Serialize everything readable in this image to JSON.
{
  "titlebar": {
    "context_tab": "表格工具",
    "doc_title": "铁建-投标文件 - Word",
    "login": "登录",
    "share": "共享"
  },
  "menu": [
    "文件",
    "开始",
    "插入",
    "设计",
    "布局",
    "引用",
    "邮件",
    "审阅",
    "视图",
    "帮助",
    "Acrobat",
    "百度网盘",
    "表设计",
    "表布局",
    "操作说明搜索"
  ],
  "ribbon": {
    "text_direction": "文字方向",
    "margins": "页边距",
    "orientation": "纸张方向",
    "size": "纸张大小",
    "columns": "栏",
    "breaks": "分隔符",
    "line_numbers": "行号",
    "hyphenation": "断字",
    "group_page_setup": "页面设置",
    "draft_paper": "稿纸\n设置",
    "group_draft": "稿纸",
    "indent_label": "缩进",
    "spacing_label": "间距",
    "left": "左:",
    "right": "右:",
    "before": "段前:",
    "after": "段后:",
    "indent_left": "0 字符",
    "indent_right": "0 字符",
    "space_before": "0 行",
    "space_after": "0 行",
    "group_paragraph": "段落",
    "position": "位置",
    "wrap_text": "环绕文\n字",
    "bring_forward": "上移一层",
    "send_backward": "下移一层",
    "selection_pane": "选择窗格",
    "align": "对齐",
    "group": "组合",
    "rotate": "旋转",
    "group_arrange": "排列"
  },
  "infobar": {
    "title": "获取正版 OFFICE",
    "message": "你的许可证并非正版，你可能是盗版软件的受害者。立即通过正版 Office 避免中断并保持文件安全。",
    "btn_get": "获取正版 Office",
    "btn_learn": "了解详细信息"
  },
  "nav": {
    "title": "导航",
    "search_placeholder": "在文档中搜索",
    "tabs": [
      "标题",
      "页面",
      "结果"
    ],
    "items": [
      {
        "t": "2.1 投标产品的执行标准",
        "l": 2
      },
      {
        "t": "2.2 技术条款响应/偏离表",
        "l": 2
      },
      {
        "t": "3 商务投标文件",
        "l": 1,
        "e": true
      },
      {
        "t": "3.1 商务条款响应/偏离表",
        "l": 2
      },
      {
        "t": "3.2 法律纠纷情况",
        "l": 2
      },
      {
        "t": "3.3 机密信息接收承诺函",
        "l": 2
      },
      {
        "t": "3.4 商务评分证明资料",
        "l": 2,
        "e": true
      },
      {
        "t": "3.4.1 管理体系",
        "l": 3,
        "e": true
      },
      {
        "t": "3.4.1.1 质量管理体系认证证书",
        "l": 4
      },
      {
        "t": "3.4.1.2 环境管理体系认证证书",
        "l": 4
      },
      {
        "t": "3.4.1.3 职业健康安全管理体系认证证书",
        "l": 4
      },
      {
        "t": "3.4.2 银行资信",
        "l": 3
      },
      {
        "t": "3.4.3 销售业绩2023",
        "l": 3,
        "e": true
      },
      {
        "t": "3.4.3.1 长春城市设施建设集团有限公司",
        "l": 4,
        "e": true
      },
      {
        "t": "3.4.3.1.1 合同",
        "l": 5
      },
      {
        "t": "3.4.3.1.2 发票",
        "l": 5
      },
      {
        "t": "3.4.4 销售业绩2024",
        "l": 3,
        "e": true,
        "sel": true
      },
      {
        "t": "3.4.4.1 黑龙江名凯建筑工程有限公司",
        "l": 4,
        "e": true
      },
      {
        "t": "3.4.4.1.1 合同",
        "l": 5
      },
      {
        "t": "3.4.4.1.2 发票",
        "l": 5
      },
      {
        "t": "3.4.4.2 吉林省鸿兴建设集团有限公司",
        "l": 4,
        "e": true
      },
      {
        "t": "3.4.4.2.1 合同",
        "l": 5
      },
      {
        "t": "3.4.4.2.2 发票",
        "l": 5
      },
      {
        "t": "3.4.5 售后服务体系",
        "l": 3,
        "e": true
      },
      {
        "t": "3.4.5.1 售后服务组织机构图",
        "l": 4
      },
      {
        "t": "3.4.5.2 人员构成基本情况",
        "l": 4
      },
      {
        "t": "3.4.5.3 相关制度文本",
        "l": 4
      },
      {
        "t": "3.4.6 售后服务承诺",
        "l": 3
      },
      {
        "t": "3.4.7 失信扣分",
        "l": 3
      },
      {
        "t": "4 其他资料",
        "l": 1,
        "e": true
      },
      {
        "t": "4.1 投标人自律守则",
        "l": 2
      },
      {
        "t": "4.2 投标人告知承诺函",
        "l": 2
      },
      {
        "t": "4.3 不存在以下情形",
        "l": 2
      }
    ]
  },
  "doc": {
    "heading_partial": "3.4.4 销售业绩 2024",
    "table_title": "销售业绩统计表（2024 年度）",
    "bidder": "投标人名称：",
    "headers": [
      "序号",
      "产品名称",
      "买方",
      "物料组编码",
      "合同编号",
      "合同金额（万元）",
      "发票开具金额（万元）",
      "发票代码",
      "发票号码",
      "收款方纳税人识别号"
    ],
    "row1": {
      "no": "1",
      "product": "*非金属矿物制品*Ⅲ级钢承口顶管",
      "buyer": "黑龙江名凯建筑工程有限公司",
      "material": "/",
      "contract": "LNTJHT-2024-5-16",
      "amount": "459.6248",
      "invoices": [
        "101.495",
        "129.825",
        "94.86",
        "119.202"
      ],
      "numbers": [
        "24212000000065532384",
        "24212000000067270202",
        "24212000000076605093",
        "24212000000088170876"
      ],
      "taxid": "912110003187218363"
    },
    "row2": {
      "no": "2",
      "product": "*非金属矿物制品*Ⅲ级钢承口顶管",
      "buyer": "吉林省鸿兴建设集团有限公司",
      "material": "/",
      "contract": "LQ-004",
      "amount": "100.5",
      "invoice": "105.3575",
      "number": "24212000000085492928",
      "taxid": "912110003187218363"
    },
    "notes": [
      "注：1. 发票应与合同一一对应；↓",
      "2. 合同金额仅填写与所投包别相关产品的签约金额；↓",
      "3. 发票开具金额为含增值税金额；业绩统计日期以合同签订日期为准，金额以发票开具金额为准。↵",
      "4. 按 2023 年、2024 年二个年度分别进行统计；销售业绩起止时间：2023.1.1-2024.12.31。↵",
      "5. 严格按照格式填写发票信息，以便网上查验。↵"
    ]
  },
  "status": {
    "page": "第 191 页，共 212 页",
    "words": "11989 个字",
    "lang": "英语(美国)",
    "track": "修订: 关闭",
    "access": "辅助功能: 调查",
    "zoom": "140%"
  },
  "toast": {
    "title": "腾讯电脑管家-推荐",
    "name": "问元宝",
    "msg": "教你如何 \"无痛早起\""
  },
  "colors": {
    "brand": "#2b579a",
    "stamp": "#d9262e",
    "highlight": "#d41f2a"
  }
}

* * * *

▶ What the task requires: Return all of the entries exactly as they were supplied.

▶ Solved problem:
Serialize everything readable in this image to JSON.
{
  "titlebar": {
    "context_tab": "表格工具",
    "doc_title": "铁建-投标文件 - Word",
    "login": "登录",
    "share": "共享"
  },
  "menu": [
    "文件",
    "开始",
    "插入",
    "设计",
    "布局",
    "引用",
    "邮件",
    "审阅",
    "视图",
    "帮助",
    "Acrobat",
    "百度网盘",
    "表设计",
    "表布局",
    "操作说明搜索"
  ],
  "ribbon": {
    "text_direction": "文字方向",
    "margins": "页边距",
    "orientation": "纸张方向",
    "size": "纸张大小",
    "columns": "栏",
    "breaks": "分隔符",
    "line_numbers": "行号",
    "hyphenation": "断字",
    "group_page_setup": "页面设置",
    "draft_paper": "稿纸\n设置",
    "group_draft": "稿纸",
    "indent_label": "缩进",
    "spacing_label": "间距",
    "left": "左:",
    "right": "右:",
    "before": "段前:",
    "after": "段后:",
    "indent_left": "0 字符",
    "indent_right": "0 字符",
    "space_before": "0 行",
    "space_after": "0 行",
    "group_paragraph": "段落",
    "position": "位置",
    "wrap_text": "环绕文\n字",
    "bring_forward": "上移一层",
    "send_backward": "下移一层",
    "selection_pane": "选择窗格",
    "align": "对齐",
    "group": "组合",
    "rotate": "旋转",
    "group_arrange": "排列"
  },
  "infobar": {
    "title": "获取正版 OFFICE",
    "message": "你的许可证并非正版，你可能是盗版软件的受害者。立即通过正版 Office 避免中断并保持文件安全。",
    "btn_get": "获取正版 Office",
    "btn_learn": "了解详细信息"
  },
  "nav": {
    "title": "导航",
    "search_placeholder": "在文档中搜索",
    "tabs": [
      "标题",
      "页面",
      "结果"
    ],
    "items": [
      {
        "t": "2.1 投标产品的执行标准",
        "l": 2
      },
      {
        "t": "2.2 技术条款响应/偏离表",
        "l": 2
      },
      {
        "t": "3 商务投标文件",
        "l": 1,
        "e": true
      },
      {
        "t": "3.1 商务条款响应/偏离表",
        "l": 2
      },
      {
        "t": "3.2 法律纠纷情况",
        "l": 2
      },
      {
        "t": "3.3 机密信息接收承诺函",
        "l": 2
      },
      {
        "t": "3.4 商务评分证明资料",
        "l": 2,
        "e": true
      },
      {
        "t": "3.4.1 管理体系",
        "l": 3,
        "e": true
      },
      {
        "t": "3.4.1.1 质量管理体系认证证书",
        "l": 4
      },
      {
        "t": "3.4.1.2 环境管理体系认证证书",
        "l": 4
      },
      {
        "t": "3.4.1.3 职业健康安全管理体系认证证书",
        "l": 4
      },
      {
        "t": "3.4.2 银行资信",
        "l": 3
      },
      {
        "t": "3.4.3 销售业绩2023",
        "l": 3,
        "e": true
      },
      {
        "t": "3.4.3.1 长春城市设施建设集团有限公司",
        "l": 4,
        "e": true
      },
      {
        "t": "3.4.3.1.1 合同",
        "l": 5
      },
      {
        "t": "3.4.3.1.2 发票",
        "l": 5
      },
      {
        "t": "3.4.4 销售业绩2024",
        "l": 3,
        "e": true,
        "sel": true
      },
      {
        "t": "3.4.4.1 黑龙江名凯建筑工程有限公司",
        "l": 4,
        "e": true
      },
      {
        "t": "3.4.4.1.1 合同",
        "l": 5
      },
      {
        "t": "3.4.4.1.2 发票",
        "l": 5
      },
      {
        "t": "3.4.4.2 吉林省鸿兴建设集团有限公司",
        "l": 4,
        "e": true
      },
      {
        "t": "3.4.4.2.1 合同",
        "l": 5
      },
      {
        "t": "3.4.4.2.2 发票",
        "l": 5
      },
      {
        "t": "3.4.5 售后服务体系",
        "l": 3,
        "e": true
      },
      {
        "t": "3.4.5.1 售后服务组织机构图",
        "l": 4
      },
      {
        "t": "3.4.5.2 人员构成基本情况",
        "l": 4
      },
      {
        "t": "3.4.5.3 相关制度文本",
        "l": 4
      },
      {
        "t": "3.4.6 售后服务承诺",
        "l": 3
      },
      {
        "t": "3.4.7 失信扣分",
        "l": 3
      },
      {
        "t": "4 其他资料",
        "l": 1,
        "e": true
      },
      {
        "t": "4.1 投标人自律守则",
        "l": 2
      },
      {
        "t": "4.2 投标人告知承诺函",
        "l": 2
      },
      {
        "t": "4.3 不存在以下情形",
        "l": 2
      }
    ]
  },
  "doc": {
    "heading_partial": "3.4.4 销售业绩 2024",
    "table_title": "销售业绩统计表（2024 年度）",
    "bidder": "投标人名称：",
    "headers": [
      "序号",
      "产品名称",
      "买方",
      "物料组编码",
      "合同编号",
      "合同金额（万元）",
      "发票开具金额（万元）",
      "发票代码",
      "发票号码",
      "收款方纳税人识别号"
    ],
    "row1": {
      "no": "1",
      "product": "*非金属矿物制品*Ⅲ级钢承口顶管",
      "buyer": "黑龙江名凯建筑工程有限公司",
      "material": "/",
      "contract": "LNTJHT-2024-5-16",
      "amount": "459.6248",
      "invoices": [
        "101.495",
        "129.825",
        "94.86",
        "119.202"
      ],
      "numbers": [
        "24212000000065532384",
        "24212000000067270202",
        "24212000000076605093",
        "24212000000088170876"
      ],
      "taxid": "912110003187218363"
    },
    "row2": {
      "no": "2",
      "product": "*非金属矿物制品*Ⅲ级钢承口顶管",
      "buyer": "吉林省鸿兴建设集团有限公司",
      "material": "/",
      "contract": "LQ-004",
      "amount": "100.5",
      "invoice": "105.3575",
      "number": "24212000000085492928",
      "taxid": "912110003187218363"
    },
    "notes": [
      "注：1. 发票应与合同一一对应；↓",
      "2. 合同金额仅填写与所投包别相关产品的签约金额；↓",
      "3. 发票开具金额为含增值税金额；业绩统计日期以合同签订日期为准，金额以发票开具金额为准。↵",
      "4. 按 2023 年、2024 年二个年度分别进行统计；销售业绩起止时间：2023.1.1-2024.12.31。↵",
      "5. 严格按照格式填写发票信息，以便网上查验。↵"
    ]
  },
  "status": {
    "page": "第 191 页，共 212 页",
    "words": "11989 个字",
    "lang": "英语(美国)",
    "track": "修订: 关闭",
    "access": "辅助功能: 调查",
    "zoom": "140%"
  },
  "toast": {
    "title": "腾讯电脑管家-推荐",
    "name": "问元宝",
    "msg": "教你如何 \"无痛早起\""
  },
  "colors": {
    "brand": "#2b579a",
    "stamp": "#d9262e",
    "highlight": "#d41f2a"
  }
}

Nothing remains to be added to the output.